Brief.
Answer with one number: how many lines hold "gibi".

# start of Data records

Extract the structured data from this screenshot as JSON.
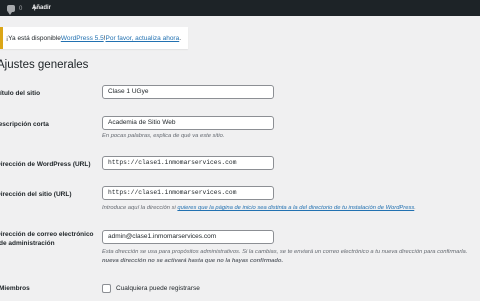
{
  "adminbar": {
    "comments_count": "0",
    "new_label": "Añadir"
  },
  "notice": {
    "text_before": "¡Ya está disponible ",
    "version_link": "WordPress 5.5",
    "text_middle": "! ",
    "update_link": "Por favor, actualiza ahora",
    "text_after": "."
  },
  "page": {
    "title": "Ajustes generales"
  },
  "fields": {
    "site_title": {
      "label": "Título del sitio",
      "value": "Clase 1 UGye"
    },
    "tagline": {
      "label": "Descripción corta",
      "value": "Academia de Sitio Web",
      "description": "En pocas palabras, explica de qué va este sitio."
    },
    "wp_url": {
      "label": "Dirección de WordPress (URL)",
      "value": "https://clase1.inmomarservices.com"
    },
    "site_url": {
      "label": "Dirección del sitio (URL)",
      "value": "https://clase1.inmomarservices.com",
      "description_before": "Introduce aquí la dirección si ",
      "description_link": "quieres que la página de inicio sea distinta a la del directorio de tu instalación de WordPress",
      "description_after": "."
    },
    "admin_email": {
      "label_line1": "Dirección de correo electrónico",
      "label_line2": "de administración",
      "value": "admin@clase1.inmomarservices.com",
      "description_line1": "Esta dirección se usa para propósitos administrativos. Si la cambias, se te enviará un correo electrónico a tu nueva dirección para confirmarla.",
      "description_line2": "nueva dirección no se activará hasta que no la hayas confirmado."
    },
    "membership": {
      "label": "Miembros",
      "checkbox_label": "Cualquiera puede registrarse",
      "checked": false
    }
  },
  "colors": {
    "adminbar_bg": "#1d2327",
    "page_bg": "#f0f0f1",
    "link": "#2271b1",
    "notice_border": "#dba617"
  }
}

# end of Data records
# start of Data records

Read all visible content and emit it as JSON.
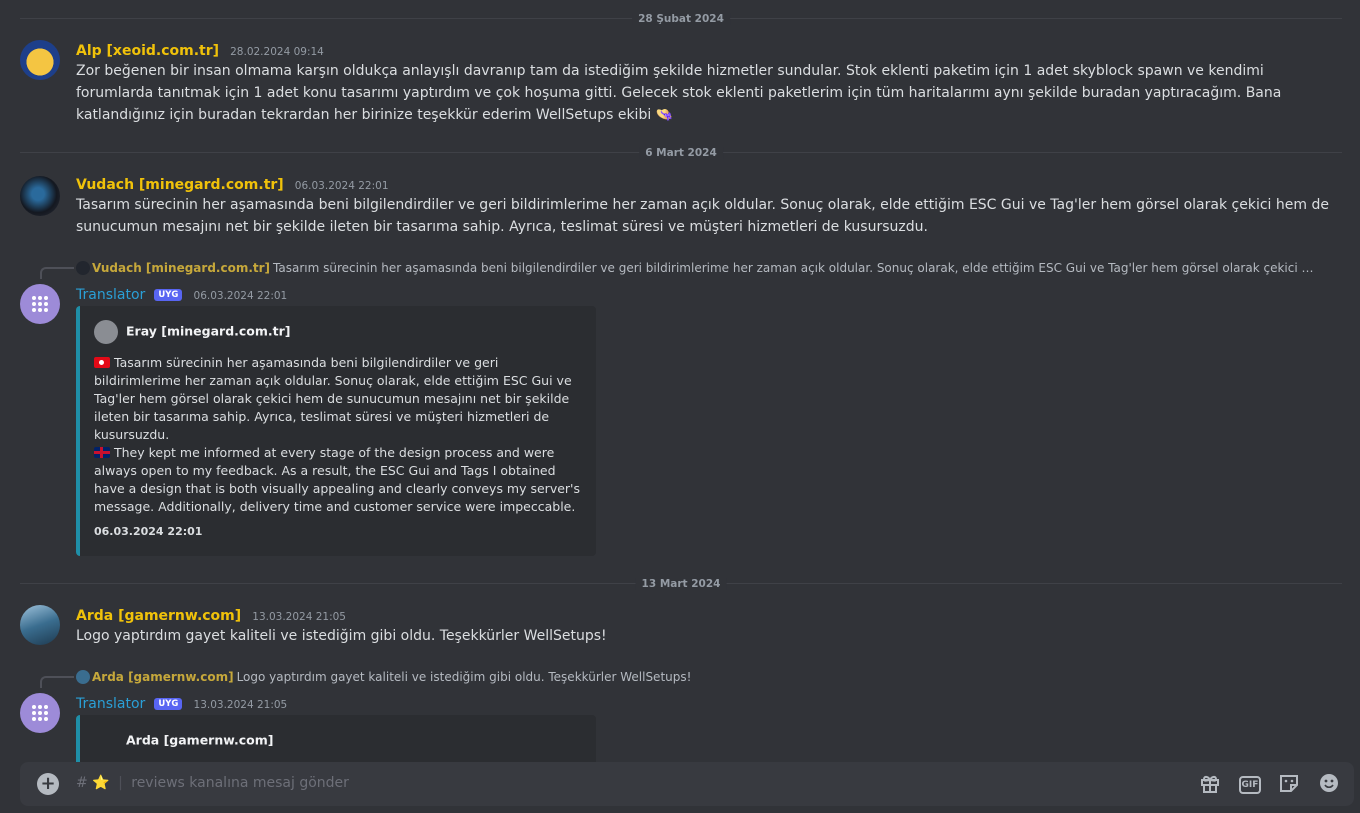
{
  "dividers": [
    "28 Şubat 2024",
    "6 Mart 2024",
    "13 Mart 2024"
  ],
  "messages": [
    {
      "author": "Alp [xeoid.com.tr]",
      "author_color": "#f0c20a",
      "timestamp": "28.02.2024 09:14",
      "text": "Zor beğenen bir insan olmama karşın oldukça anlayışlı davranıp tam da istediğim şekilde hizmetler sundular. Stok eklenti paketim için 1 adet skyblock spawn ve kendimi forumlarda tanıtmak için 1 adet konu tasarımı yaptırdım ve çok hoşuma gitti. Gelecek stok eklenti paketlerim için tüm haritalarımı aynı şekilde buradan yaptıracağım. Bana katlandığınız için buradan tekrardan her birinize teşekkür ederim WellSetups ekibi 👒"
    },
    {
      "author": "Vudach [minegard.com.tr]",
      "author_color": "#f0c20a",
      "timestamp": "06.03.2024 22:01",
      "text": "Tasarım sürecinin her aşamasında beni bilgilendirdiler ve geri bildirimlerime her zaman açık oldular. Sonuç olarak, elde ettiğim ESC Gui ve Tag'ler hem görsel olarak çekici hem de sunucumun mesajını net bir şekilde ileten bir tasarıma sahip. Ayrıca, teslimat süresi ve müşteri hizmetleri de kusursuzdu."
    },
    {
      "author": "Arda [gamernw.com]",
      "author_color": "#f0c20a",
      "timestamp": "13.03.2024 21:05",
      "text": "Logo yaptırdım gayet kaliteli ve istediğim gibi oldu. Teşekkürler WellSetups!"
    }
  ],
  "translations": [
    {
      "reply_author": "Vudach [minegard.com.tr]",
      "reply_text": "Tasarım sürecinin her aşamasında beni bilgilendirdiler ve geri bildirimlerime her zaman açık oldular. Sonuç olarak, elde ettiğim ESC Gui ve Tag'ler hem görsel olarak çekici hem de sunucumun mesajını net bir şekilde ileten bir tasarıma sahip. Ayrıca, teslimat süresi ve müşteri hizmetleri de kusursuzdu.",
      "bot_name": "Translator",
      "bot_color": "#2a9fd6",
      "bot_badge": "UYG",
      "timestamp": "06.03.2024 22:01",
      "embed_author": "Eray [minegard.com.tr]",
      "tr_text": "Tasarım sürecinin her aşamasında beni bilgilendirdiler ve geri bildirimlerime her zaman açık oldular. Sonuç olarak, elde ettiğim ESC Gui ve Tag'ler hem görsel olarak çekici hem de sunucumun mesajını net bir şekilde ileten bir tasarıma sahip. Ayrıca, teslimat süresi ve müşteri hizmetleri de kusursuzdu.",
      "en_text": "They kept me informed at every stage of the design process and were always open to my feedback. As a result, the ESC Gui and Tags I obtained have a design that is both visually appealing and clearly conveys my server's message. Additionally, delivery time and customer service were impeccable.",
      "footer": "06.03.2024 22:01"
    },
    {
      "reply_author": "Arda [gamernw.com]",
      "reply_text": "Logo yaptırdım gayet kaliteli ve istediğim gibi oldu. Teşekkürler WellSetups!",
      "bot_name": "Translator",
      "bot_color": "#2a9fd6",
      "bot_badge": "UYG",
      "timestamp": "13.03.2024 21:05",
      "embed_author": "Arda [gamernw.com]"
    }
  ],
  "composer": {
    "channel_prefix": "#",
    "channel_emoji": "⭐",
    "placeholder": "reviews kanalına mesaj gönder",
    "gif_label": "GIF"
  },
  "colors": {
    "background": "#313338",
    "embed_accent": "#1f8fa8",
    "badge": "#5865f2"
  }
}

# end of Data records

Answer below.
2